INPUT MATERIAL start

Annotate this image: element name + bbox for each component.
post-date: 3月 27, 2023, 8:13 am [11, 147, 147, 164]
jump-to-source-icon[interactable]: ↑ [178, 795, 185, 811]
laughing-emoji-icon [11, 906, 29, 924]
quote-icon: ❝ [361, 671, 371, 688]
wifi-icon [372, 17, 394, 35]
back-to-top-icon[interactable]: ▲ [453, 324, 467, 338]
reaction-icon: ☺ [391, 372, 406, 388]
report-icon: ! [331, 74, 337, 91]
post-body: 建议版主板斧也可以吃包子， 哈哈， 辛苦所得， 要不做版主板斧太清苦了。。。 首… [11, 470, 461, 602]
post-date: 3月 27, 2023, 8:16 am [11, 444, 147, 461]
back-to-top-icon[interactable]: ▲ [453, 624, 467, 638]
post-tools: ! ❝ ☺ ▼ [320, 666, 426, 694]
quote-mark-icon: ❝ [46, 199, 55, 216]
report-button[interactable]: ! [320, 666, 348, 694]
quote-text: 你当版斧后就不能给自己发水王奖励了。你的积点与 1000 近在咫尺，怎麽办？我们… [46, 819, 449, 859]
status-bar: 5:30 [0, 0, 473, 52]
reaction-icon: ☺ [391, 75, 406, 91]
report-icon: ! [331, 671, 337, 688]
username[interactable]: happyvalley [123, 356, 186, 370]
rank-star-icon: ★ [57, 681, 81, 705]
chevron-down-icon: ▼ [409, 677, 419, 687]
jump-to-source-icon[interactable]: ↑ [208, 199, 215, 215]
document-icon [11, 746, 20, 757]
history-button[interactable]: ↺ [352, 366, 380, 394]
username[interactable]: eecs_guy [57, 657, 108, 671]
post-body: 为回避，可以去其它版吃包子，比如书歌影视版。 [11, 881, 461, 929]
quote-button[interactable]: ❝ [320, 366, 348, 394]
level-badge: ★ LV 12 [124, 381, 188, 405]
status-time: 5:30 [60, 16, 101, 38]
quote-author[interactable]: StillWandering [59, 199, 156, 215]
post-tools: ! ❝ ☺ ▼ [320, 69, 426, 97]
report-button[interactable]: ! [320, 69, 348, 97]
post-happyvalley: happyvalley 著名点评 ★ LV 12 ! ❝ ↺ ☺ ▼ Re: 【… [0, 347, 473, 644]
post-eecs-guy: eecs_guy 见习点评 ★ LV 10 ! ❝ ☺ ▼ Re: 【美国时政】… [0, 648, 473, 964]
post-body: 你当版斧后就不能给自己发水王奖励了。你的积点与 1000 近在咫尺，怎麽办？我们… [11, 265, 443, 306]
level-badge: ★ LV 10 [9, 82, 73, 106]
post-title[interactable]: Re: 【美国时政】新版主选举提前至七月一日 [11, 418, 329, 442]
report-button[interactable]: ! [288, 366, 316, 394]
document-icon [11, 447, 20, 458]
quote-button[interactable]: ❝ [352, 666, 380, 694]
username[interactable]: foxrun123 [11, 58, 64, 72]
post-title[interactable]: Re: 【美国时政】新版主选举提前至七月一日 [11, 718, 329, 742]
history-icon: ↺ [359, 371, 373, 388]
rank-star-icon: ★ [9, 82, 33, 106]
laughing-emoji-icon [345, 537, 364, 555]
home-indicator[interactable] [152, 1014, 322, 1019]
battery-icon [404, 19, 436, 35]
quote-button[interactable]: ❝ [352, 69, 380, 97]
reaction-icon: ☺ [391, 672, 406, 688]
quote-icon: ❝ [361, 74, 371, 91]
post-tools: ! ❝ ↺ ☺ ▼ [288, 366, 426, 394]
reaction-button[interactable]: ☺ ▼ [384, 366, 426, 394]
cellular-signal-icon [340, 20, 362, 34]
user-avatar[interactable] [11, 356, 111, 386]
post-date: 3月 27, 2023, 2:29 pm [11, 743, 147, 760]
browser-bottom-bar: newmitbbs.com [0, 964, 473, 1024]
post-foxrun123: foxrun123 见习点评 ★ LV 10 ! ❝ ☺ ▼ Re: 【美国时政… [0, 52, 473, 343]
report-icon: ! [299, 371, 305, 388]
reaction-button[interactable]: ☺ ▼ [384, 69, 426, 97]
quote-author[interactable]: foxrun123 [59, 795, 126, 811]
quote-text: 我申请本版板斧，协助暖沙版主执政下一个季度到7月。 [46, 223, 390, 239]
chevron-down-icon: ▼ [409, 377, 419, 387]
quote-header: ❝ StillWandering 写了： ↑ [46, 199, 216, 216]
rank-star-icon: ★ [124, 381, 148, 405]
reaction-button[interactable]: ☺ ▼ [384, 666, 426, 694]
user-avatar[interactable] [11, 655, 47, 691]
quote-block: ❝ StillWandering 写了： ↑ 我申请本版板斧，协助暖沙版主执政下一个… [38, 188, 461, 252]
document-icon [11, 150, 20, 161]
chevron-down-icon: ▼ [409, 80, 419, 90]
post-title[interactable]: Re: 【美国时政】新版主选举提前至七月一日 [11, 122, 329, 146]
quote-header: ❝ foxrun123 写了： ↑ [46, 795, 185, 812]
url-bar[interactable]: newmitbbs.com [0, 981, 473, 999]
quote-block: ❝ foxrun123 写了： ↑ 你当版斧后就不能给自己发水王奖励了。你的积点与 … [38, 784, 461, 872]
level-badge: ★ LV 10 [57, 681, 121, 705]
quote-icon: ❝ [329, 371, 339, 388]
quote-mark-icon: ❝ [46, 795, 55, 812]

INPUT MATERIAL end

* OBJECTIVE *
Print this material again line for line, with nothing changed.

* SOLUTION TO THE PROBLEM *
Annotate this image: element name + bbox for each component.
post-date: 3月 27, 2023, 8:13 am [11, 147, 147, 164]
jump-to-source-icon[interactable]: ↑ [178, 795, 185, 811]
laughing-emoji-icon [11, 906, 29, 924]
quote-icon: ❝ [361, 671, 371, 688]
wifi-icon [372, 17, 394, 35]
back-to-top-icon[interactable]: ▲ [453, 324, 467, 338]
reaction-icon: ☺ [391, 372, 406, 388]
report-icon: ! [331, 74, 337, 91]
post-body: 建议版主板斧也可以吃包子， 哈哈， 辛苦所得， 要不做版主板斧太清苦了。。。 首… [11, 470, 461, 602]
post-date: 3月 27, 2023, 8:16 am [11, 444, 147, 461]
back-to-top-icon[interactable]: ▲ [453, 624, 467, 638]
post-tools: ! ❝ ☺ ▼ [320, 666, 426, 694]
quote-mark-icon: ❝ [46, 199, 55, 216]
report-button[interactable]: ! [320, 666, 348, 694]
quote-text: 你当版斧后就不能给自己发水王奖励了。你的积点与 1000 近在咫尺，怎麽办？我们… [46, 819, 449, 859]
status-bar: 5:30 [0, 0, 473, 52]
reaction-icon: ☺ [391, 75, 406, 91]
report-icon: ! [331, 671, 337, 688]
username[interactable]: happyvalley [123, 356, 186, 370]
rank-star-icon: ★ [57, 681, 81, 705]
chevron-down-icon: ▼ [409, 677, 419, 687]
jump-to-source-icon[interactable]: ↑ [208, 199, 215, 215]
document-icon [11, 746, 20, 757]
history-button[interactable]: ↺ [352, 366, 380, 394]
username[interactable]: eecs_guy [57, 657, 108, 671]
post-body: 为回避，可以去其它版吃包子，比如书歌影视版。 [11, 881, 461, 929]
quote-button[interactable]: ❝ [320, 366, 348, 394]
level-badge: ★ LV 12 [124, 381, 188, 405]
status-time: 5:30 [60, 16, 101, 38]
quote-author[interactable]: StillWandering [59, 199, 156, 215]
post-tools: ! ❝ ☺ ▼ [320, 69, 426, 97]
report-button[interactable]: ! [320, 69, 348, 97]
post-happyvalley: happyvalley 著名点评 ★ LV 12 ! ❝ ↺ ☺ ▼ Re: 【… [0, 347, 473, 644]
post-eecs-guy: eecs_guy 见习点评 ★ LV 10 ! ❝ ☺ ▼ Re: 【美国时政】… [0, 648, 473, 964]
post-body: 你当版斧后就不能给自己发水王奖励了。你的积点与 1000 近在咫尺，怎麽办？我们… [11, 265, 443, 306]
level-badge: ★ LV 10 [9, 82, 73, 106]
post-title[interactable]: Re: 【美国时政】新版主选举提前至七月一日 [11, 418, 329, 442]
report-button[interactable]: ! [288, 366, 316, 394]
document-icon [11, 447, 20, 458]
quote-button[interactable]: ❝ [352, 666, 380, 694]
username[interactable]: foxrun123 [11, 58, 64, 72]
post-title[interactable]: Re: 【美国时政】新版主选举提前至七月一日 [11, 718, 329, 742]
history-icon: ↺ [359, 371, 373, 388]
rank-star-icon: ★ [9, 82, 33, 106]
laughing-emoji-icon [345, 537, 364, 555]
home-indicator[interactable] [152, 1014, 322, 1019]
battery-icon [404, 19, 436, 35]
quote-button[interactable]: ❝ [352, 69, 380, 97]
reaction-icon: ☺ [391, 672, 406, 688]
quote-icon: ❝ [361, 74, 371, 91]
post-tools: ! ❝ ↺ ☺ ▼ [288, 366, 426, 394]
reaction-button[interactable]: ☺ ▼ [384, 366, 426, 394]
cellular-signal-icon [340, 20, 362, 34]
user-avatar[interactable] [11, 356, 111, 386]
post-date: 3月 27, 2023, 2:29 pm [11, 743, 147, 760]
browser-bottom-bar: newmitbbs.com [0, 964, 473, 1024]
post-foxrun123: foxrun123 见习点评 ★ LV 10 ! ❝ ☺ ▼ Re: 【美国时政… [0, 52, 473, 343]
report-icon: ! [299, 371, 305, 388]
reaction-button[interactable]: ☺ ▼ [384, 69, 426, 97]
quote-author[interactable]: foxrun123 [59, 795, 126, 811]
quote-text: 我申请本版板斧，协助暖沙版主执政下一个季度到7月。 [46, 223, 390, 239]
chevron-down-icon: ▼ [409, 377, 419, 387]
quote-header: ❝ StillWandering 写了： ↑ [46, 199, 216, 216]
rank-star-icon: ★ [124, 381, 148, 405]
reaction-button[interactable]: ☺ ▼ [384, 666, 426, 694]
user-avatar[interactable] [11, 655, 47, 691]
quote-block: ❝ StillWandering 写了： ↑ 我申请本版板斧，协助暖沙版主执政下一个… [38, 188, 461, 252]
document-icon [11, 150, 20, 161]
chevron-down-icon: ▼ [409, 80, 419, 90]
post-title[interactable]: Re: 【美国时政】新版主选举提前至七月一日 [11, 122, 329, 146]
quote-header: ❝ foxrun123 写了： ↑ [46, 795, 185, 812]
url-bar[interactable]: newmitbbs.com [0, 981, 473, 999]
quote-block: ❝ foxrun123 写了： ↑ 你当版斧后就不能给自己发水王奖励了。你的积点与 … [38, 784, 461, 872]
level-badge: ★ LV 10 [57, 681, 121, 705]
quote-icon: ❝ [329, 371, 339, 388]
quote-mark-icon: ❝ [46, 795, 55, 812]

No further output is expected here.